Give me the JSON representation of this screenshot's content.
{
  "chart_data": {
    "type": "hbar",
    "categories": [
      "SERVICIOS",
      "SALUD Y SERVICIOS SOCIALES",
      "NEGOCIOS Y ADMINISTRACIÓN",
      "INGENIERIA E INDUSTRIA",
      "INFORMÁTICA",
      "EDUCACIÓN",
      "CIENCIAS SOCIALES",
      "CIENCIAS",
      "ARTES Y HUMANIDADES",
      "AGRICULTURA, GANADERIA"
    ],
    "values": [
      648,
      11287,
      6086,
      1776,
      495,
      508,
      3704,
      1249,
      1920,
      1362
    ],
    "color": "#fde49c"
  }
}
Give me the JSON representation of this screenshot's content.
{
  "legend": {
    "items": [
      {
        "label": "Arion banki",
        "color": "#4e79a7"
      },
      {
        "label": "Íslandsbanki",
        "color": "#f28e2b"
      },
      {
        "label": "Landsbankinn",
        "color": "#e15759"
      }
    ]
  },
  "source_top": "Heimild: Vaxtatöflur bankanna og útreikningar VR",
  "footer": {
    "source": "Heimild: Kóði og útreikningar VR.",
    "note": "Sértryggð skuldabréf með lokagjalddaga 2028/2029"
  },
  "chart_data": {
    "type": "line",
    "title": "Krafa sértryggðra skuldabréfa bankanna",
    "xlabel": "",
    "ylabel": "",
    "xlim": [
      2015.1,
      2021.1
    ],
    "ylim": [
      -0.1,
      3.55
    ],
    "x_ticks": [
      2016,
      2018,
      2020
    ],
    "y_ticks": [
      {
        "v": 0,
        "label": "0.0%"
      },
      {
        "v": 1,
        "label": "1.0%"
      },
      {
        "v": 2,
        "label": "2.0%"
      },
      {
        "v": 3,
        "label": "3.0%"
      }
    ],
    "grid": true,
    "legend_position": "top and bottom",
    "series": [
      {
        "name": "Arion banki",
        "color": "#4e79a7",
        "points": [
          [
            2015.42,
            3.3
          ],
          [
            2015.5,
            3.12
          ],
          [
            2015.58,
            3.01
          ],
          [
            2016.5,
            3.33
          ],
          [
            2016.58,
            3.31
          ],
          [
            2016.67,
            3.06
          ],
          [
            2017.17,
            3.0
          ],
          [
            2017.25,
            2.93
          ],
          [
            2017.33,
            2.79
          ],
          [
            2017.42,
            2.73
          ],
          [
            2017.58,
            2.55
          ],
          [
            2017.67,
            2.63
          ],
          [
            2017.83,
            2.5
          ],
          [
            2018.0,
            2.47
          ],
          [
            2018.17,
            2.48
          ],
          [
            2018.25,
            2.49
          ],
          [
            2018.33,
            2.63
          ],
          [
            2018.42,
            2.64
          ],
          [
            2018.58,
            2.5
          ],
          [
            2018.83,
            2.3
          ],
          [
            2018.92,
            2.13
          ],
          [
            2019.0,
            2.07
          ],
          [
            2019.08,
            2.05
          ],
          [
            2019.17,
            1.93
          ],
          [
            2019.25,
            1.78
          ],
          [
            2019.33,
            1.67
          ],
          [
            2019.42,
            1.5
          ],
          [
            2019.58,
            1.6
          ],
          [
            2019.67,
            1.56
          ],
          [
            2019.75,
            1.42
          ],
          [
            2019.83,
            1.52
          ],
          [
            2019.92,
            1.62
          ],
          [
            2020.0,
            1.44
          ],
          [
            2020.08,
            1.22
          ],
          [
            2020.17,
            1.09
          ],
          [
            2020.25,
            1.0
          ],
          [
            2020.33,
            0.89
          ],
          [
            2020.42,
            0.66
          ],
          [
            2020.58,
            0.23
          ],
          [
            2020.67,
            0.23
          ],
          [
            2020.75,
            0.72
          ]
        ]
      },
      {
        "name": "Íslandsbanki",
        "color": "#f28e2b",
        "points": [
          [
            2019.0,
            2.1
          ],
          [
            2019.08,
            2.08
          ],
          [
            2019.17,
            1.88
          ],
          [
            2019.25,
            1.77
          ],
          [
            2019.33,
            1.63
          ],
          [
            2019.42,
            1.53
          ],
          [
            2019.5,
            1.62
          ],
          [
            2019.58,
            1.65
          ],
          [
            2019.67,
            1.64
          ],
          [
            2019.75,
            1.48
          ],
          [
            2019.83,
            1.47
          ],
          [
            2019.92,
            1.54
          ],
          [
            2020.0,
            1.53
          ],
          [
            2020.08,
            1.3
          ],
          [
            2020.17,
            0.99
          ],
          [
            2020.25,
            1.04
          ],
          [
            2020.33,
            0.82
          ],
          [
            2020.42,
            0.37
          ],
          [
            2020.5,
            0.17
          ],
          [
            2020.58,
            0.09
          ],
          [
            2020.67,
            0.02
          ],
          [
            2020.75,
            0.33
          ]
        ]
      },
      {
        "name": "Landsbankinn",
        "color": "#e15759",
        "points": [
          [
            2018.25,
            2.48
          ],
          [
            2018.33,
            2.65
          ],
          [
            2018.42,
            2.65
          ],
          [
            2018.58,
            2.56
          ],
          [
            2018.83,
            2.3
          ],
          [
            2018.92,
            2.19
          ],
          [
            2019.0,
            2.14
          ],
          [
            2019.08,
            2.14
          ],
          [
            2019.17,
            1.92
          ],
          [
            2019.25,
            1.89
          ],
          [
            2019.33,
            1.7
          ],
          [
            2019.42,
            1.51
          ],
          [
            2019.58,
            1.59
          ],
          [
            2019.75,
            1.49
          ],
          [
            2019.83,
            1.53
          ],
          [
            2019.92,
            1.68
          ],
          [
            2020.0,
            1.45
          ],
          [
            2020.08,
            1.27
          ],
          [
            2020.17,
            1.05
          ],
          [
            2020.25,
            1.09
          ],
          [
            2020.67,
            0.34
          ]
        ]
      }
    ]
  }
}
.....
> **Required task**
Write out the entire listing exactly.

> **Expected answer**
Give me the JSON representation of this screenshot's content.
{
  "chart_data": {
    "type": "hbar",
    "categories": [
      "SERVICIOS",
      "SALUD Y SERVICIOS SOCIALES",
      "NEGOCIOS Y ADMINISTRACIÓN",
      "INGENIERIA E INDUSTRIA",
      "INFORMÁTICA",
      "EDUCACIÓN",
      "CIENCIAS SOCIALES",
      "CIENCIAS",
      "ARTES Y HUMANIDADES",
      "AGRICULTURA, GANADERIA"
    ],
    "values": [
      648,
      11287,
      6086,
      1776,
      495,
      508,
      3704,
      1249,
      1920,
      1362
    ],
    "color": "#fde49c"
  }
}
Give me the JSON representation of this screenshot's content.
{
  "legend": {
    "items": [
      {
        "label": "Arion banki",
        "color": "#4e79a7"
      },
      {
        "label": "Íslandsbanki",
        "color": "#f28e2b"
      },
      {
        "label": "Landsbankinn",
        "color": "#e15759"
      }
    ]
  },
  "source_top": "Heimild: Vaxtatöflur bankanna og útreikningar VR",
  "footer": {
    "source": "Heimild: Kóði og útreikningar VR.",
    "note": "Sértryggð skuldabréf með lokagjalddaga 2028/2029"
  },
  "chart_data": {
    "type": "line",
    "title": "Krafa sértryggðra skuldabréfa bankanna",
    "xlabel": "",
    "ylabel": "",
    "xlim": [
      2015.1,
      2021.1
    ],
    "ylim": [
      -0.1,
      3.55
    ],
    "x_ticks": [
      2016,
      2018,
      2020
    ],
    "y_ticks": [
      {
        "v": 0,
        "label": "0.0%"
      },
      {
        "v": 1,
        "label": "1.0%"
      },
      {
        "v": 2,
        "label": "2.0%"
      },
      {
        "v": 3,
        "label": "3.0%"
      }
    ],
    "grid": true,
    "legend_position": "top and bottom",
    "series": [
      {
        "name": "Arion banki",
        "color": "#4e79a7",
        "points": [
          [
            2015.42,
            3.3
          ],
          [
            2015.5,
            3.12
          ],
          [
            2015.58,
            3.01
          ],
          [
            2016.5,
            3.33
          ],
          [
            2016.58,
            3.31
          ],
          [
            2016.67,
            3.06
          ],
          [
            2017.17,
            3.0
          ],
          [
            2017.25,
            2.93
          ],
          [
            2017.33,
            2.79
          ],
          [
            2017.42,
            2.73
          ],
          [
            2017.58,
            2.55
          ],
          [
            2017.67,
            2.63
          ],
          [
            2017.83,
            2.5
          ],
          [
            2018.0,
            2.47
          ],
          [
            2018.17,
            2.48
          ],
          [
            2018.25,
            2.49
          ],
          [
            2018.33,
            2.63
          ],
          [
            2018.42,
            2.64
          ],
          [
            2018.58,
            2.5
          ],
          [
            2018.83,
            2.3
          ],
          [
            2018.92,
            2.13
          ],
          [
            2019.0,
            2.07
          ],
          [
            2019.08,
            2.05
          ],
          [
            2019.17,
            1.93
          ],
          [
            2019.25,
            1.78
          ],
          [
            2019.33,
            1.67
          ],
          [
            2019.42,
            1.5
          ],
          [
            2019.58,
            1.6
          ],
          [
            2019.67,
            1.56
          ],
          [
            2019.75,
            1.42
          ],
          [
            2019.83,
            1.52
          ],
          [
            2019.92,
            1.62
          ],
          [
            2020.0,
            1.44
          ],
          [
            2020.08,
            1.22
          ],
          [
            2020.17,
            1.09
          ],
          [
            2020.25,
            1.0
          ],
          [
            2020.33,
            0.89
          ],
          [
            2020.42,
            0.66
          ],
          [
            2020.58,
            0.23
          ],
          [
            2020.67,
            0.23
          ],
          [
            2020.75,
            0.72
          ]
        ]
      },
      {
        "name": "Íslandsbanki",
        "color": "#f28e2b",
        "points": [
          [
            2019.0,
            2.1
          ],
          [
            2019.08,
            2.08
          ],
          [
            2019.17,
            1.88
          ],
          [
            2019.25,
            1.77
          ],
          [
            2019.33,
            1.63
          ],
          [
            2019.42,
            1.53
          ],
          [
            2019.5,
            1.62
          ],
          [
            2019.58,
            1.65
          ],
          [
            2019.67,
            1.64
          ],
          [
            2019.75,
            1.48
          ],
          [
            2019.83,
            1.47
          ],
          [
            2019.92,
            1.54
          ],
          [
            2020.0,
            1.53
          ],
          [
            2020.08,
            1.3
          ],
          [
            2020.17,
            0.99
          ],
          [
            2020.25,
            1.04
          ],
          [
            2020.33,
            0.82
          ],
          [
            2020.42,
            0.37
          ],
          [
            2020.5,
            0.17
          ],
          [
            2020.58,
            0.09
          ],
          [
            2020.67,
            0.02
          ],
          [
            2020.75,
            0.33
          ]
        ]
      },
      {
        "name": "Landsbankinn",
        "color": "#e15759",
        "points": [
          [
            2018.25,
            2.48
          ],
          [
            2018.33,
            2.65
          ],
          [
            2018.42,
            2.65
          ],
          [
            2018.58,
            2.56
          ],
          [
            2018.83,
            2.3
          ],
          [
            2018.92,
            2.19
          ],
          [
            2019.0,
            2.14
          ],
          [
            2019.08,
            2.14
          ],
          [
            2019.17,
            1.92
          ],
          [
            2019.25,
            1.89
          ],
          [
            2019.33,
            1.7
          ],
          [
            2019.42,
            1.51
          ],
          [
            2019.58,
            1.59
          ],
          [
            2019.75,
            1.49
          ],
          [
            2019.83,
            1.53
          ],
          [
            2019.92,
            1.68
          ],
          [
            2020.0,
            1.45
          ],
          [
            2020.08,
            1.27
          ],
          [
            2020.17,
            1.05
          ],
          [
            2020.25,
            1.09
          ],
          [
            2020.67,
            0.34
          ]
        ]
      }
    ]
  }
}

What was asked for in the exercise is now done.